» **Brief**: Without including any pictures, write out the listing below exactly.

» **Record set**:
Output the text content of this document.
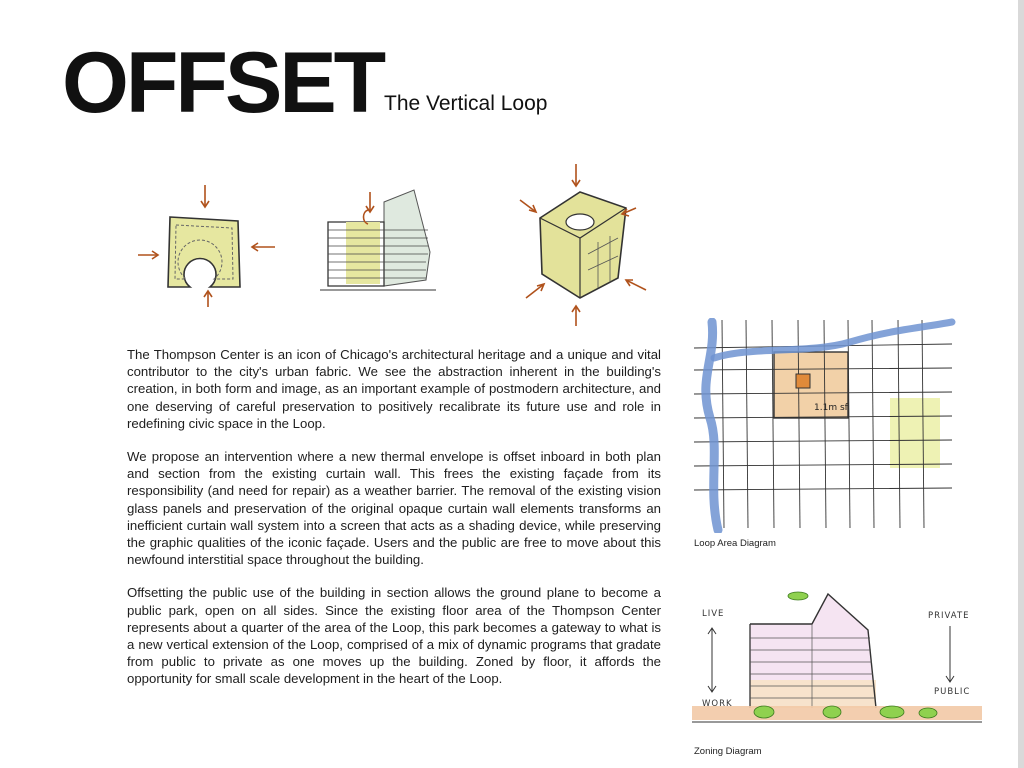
OFFSET The Vertical Loop

The Thompson Center is an icon of Chicago's architectural heritage and a unique and vital contributor to the city's urban fabric. We see the abstraction inherent in the building's creation, in both form and image, as an important example of postmodern architecture, and one deserving of careful preservation to positively recalibrate its future use and role in redefining civic space in the Loop.

We propose an intervention where a new thermal envelope is offset inboard in both plan and section from the existing curtain wall. This frees the existing façade from its responsibility (and need for repair) as a weather barrier. The removal of the existing vision glass panels and preservation of the original opaque curtain wall elements transforms an inefficient curtain wall system into a screen that acts as a shading device, while preserving the graphic qualities of the iconic façade. Users and the public are free to move about this newfound interstitial space throughout the building.

Offsetting the public use of the building in section allows the ground plane to become a public park, open on all sides. Since the existing floor area of the Thompson Center represents about a quarter of the area of the Loop, this park becomes a gateway to what is a new vertical extension of the Loop, comprised of a mix of dynamic programs that gradate from public to private as one moves up the building. Zoned by floor, it affords the opportunity for small scale development in the heart of the Loop.

1.1m sf
Loop Area Diagram
LIVE
WORK
PRIVATE
PUBLIC
Zoning Diagram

» **Response to the task**:
Output the text content of this document.
OFFSET The Vertical Loop

The Thompson Center is an icon of Chicago's architectural heritage and a unique and vital contributor to the city's urban fabric. We see the abstraction inherent in the building's creation, in both form and image, as an important example of postmodern architecture, and one deserving of careful preservation to positively recalibrate its future use and role in redefining civic space in the Loop.

We propose an intervention where a new thermal envelope is offset inboard in both plan and section from the existing curtain wall. This frees the existing façade from its responsibility (and need for repair) as a weather barrier. The removal of the existing vision glass panels and preservation of the original opaque curtain wall elements transforms an inefficient curtain wall system into a screen that acts as a shading device, while preserving the graphic qualities of the iconic façade. Users and the public are free to move about this newfound interstitial space throughout the building.

Offsetting the public use of the building in section allows the ground plane to become a public park, open on all sides. Since the existing floor area of the Thompson Center represents about a quarter of the area of the Loop, this park becomes a gateway to what is a new vertical extension of the Loop, comprised of a mix of dynamic programs that gradate from public to private as one moves up the building. Zoned by floor, it affords the opportunity for small scale development in the heart of the Loop.

1.1m sf
Loop Area Diagram
LIVE
WORK
PRIVATE
PUBLIC
Zoning Diagram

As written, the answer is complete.